-- start of Dataset --
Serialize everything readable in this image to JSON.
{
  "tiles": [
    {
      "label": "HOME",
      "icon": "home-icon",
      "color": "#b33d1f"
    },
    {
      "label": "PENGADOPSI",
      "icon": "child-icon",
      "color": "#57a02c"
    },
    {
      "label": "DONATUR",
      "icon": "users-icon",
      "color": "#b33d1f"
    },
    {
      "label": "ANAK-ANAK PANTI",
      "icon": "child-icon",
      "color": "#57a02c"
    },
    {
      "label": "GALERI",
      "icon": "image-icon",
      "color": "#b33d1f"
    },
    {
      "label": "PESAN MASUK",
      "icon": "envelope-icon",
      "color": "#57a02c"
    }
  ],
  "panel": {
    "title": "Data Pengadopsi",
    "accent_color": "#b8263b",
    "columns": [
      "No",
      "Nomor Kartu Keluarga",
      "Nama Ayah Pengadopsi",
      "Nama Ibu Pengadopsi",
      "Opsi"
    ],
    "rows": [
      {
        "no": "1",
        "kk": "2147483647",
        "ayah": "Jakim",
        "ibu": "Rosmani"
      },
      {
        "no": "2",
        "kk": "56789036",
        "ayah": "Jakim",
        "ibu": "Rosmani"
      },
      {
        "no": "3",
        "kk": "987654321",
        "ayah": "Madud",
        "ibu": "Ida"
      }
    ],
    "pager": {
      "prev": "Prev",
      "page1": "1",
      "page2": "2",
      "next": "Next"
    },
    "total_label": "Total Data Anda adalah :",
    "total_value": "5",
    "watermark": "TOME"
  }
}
-- end of Dataset --
_Goal_.
Every record should be repeated exactly; please leave none out.

_Result below_.
Serialize everything readable in this image to JSON.
{
  "tiles": [
    {
      "label": "HOME",
      "icon": "home-icon",
      "color": "#b33d1f"
    },
    {
      "label": "PENGADOPSI",
      "icon": "child-icon",
      "color": "#57a02c"
    },
    {
      "label": "DONATUR",
      "icon": "users-icon",
      "color": "#b33d1f"
    },
    {
      "label": "ANAK-ANAK PANTI",
      "icon": "child-icon",
      "color": "#57a02c"
    },
    {
      "label": "GALERI",
      "icon": "image-icon",
      "color": "#b33d1f"
    },
    {
      "label": "PESAN MASUK",
      "icon": "envelope-icon",
      "color": "#57a02c"
    }
  ],
  "panel": {
    "title": "Data Pengadopsi",
    "accent_color": "#b8263b",
    "columns": [
      "No",
      "Nomor Kartu Keluarga",
      "Nama Ayah Pengadopsi",
      "Nama Ibu Pengadopsi",
      "Opsi"
    ],
    "rows": [
      {
        "no": "1",
        "kk": "2147483647",
        "ayah": "Jakim",
        "ibu": "Rosmani"
      },
      {
        "no": "2",
        "kk": "56789036",
        "ayah": "Jakim",
        "ibu": "Rosmani"
      },
      {
        "no": "3",
        "kk": "987654321",
        "ayah": "Madud",
        "ibu": "Ida"
      }
    ],
    "pager": {
      "prev": "Prev",
      "page1": "1",
      "page2": "2",
      "next": "Next"
    },
    "total_label": "Total Data Anda adalah :",
    "total_value": "5",
    "watermark": "TOME"
  }
}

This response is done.